EXERCISE OBJECTIVE ->
Your task is to transcribe, word for word, the line containing "What data populates" and all lines that follow it to the end of the entries. Leave out the pictures.

RECORDS SHOWN ->
━━━━━━━━━━━━━━━━━━━━━━━━━━━━━━

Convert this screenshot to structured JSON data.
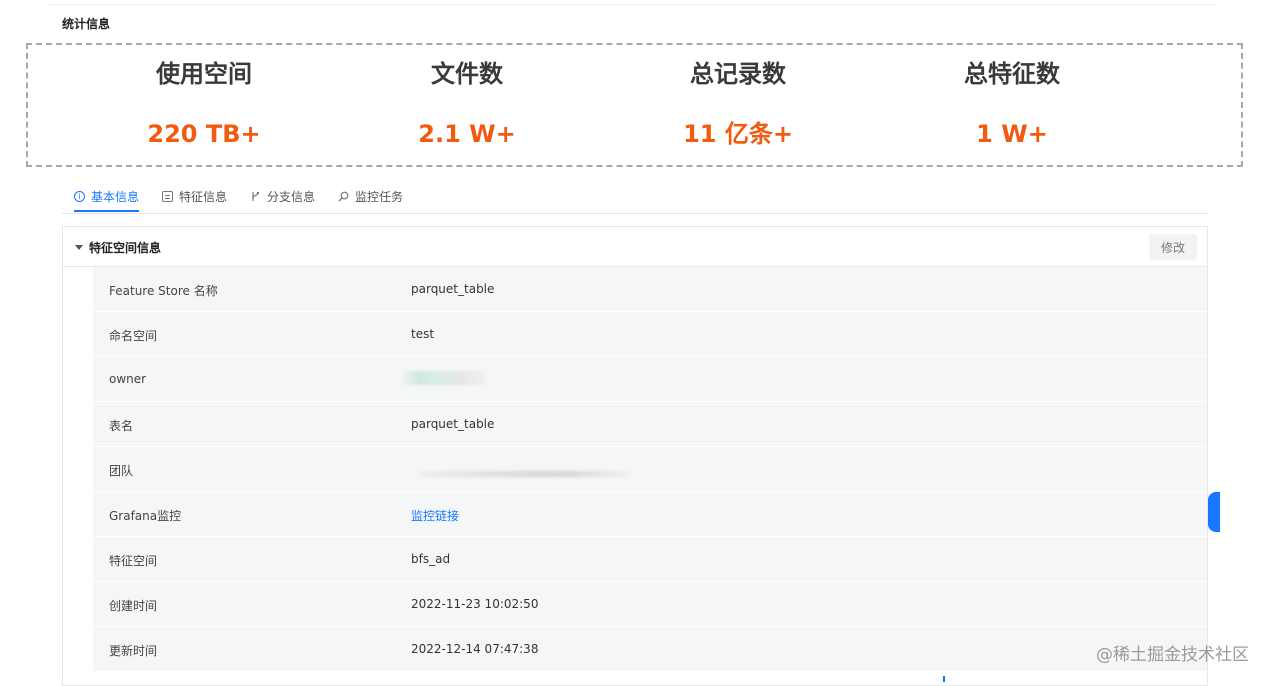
{
  "section_title": "统计信息",
  "stats": [
    {
      "label": "使用空间",
      "value": "220 TB+"
    },
    {
      "label": "文件数",
      "value": "2.1 W+"
    },
    {
      "label": "总记录数",
      "value": "11 亿条+"
    },
    {
      "label": "总特征数",
      "value": "1 W+"
    }
  ],
  "tabs": [
    {
      "label": "基本信息",
      "icon": "info-icon",
      "active": true
    },
    {
      "label": "特征信息",
      "icon": "list-icon"
    },
    {
      "label": "分支信息",
      "icon": "branch-icon"
    },
    {
      "label": "监控任务",
      "icon": "search-icon"
    }
  ],
  "panel": {
    "title": "特征空间信息",
    "edit_label": "修改",
    "rows": [
      {
        "key": "Feature Store 名称",
        "value": "parquet_table"
      },
      {
        "key": "命名空间",
        "value": "test"
      },
      {
        "key": "owner",
        "value": ""
      },
      {
        "key": "表名",
        "value": "parquet_table"
      },
      {
        "key": "团队",
        "value": ""
      },
      {
        "key": "Grafana监控",
        "value": "监控链接"
      },
      {
        "key": "特征空间",
        "value": "bfs_ad"
      },
      {
        "key": "创建时间",
        "value": "2022-11-23 10:02:50"
      },
      {
        "key": "更新时间",
        "value": "2022-12-14 07:47:38"
      }
    ]
  },
  "watermark": "@稀土掘金技术社区",
  "colors": {
    "accent": "#1677ff",
    "stat_value": "#f25a0f"
  }
}
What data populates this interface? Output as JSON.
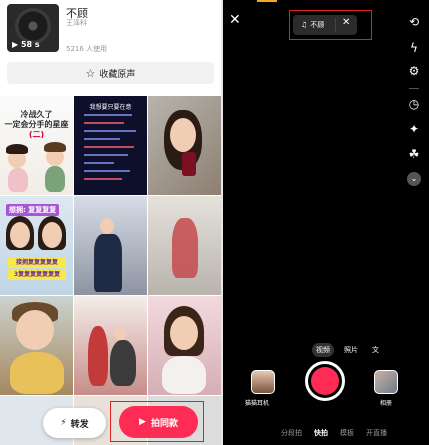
{
  "left": {
    "song": {
      "title": "不顾",
      "artist": "王泽科",
      "duration": "▶ 58 s",
      "users": "5216 人使用"
    },
    "collect_button": "收藏原声",
    "cells": [
      {
        "lines": [
          "冷战久了",
          "一定会分手的星座",
          "(二)"
        ]
      },
      {
        "title": "我想要只要在意"
      },
      {},
      {
        "banner": "想拥: 复复复复",
        "yellow1": "接拥复复复复复",
        "yellow2": "3复复复复复复复"
      },
      {},
      {},
      {},
      {},
      {},
      {},
      {},
      {}
    ],
    "forward_button": "转发",
    "shoot_button": "拍同款"
  },
  "right": {
    "music_pill": {
      "icon": "♫",
      "name": "不顾"
    },
    "mode_tabs": [
      "视频",
      "照片",
      "文"
    ],
    "effect_label": "猫猫耳机",
    "album_label": "相册",
    "bottom_tabs": [
      "分段拍",
      "快拍",
      "模板",
      "开直播"
    ]
  }
}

━━━━━━━━━━━━━━━━━━━━━━━━━━━━━━

EXERCISE RESPONSE ->
What data populates this interface? Output as JSON.
{
  "left": {
    "song": {
      "title": "不顾",
      "artist": "王泽科",
      "duration": "▶ 58 s",
      "users": "5216 人使用"
    },
    "collect_button": "收藏原声",
    "cells": [
      {
        "lines": [
          "冷战久了",
          "一定会分手的星座",
          "(二)"
        ]
      },
      {
        "title": "我想要只要在意"
      },
      {},
      {
        "banner": "想拥: 复复复复",
        "yellow1": "接拥复复复复复",
        "yellow2": "3复复复复复复复"
      },
      {},
      {},
      {},
      {},
      {},
      {},
      {},
      {}
    ],
    "forward_button": "转发",
    "shoot_button": "拍同款"
  },
  "right": {
    "music_pill": {
      "icon": "♫",
      "name": "不顾"
    },
    "mode_tabs": [
      "视频",
      "照片",
      "文"
    ],
    "effect_label": "猫猫耳机",
    "album_label": "相册",
    "bottom_tabs": [
      "分段拍",
      "快拍",
      "模板",
      "开直播"
    ]
  }
}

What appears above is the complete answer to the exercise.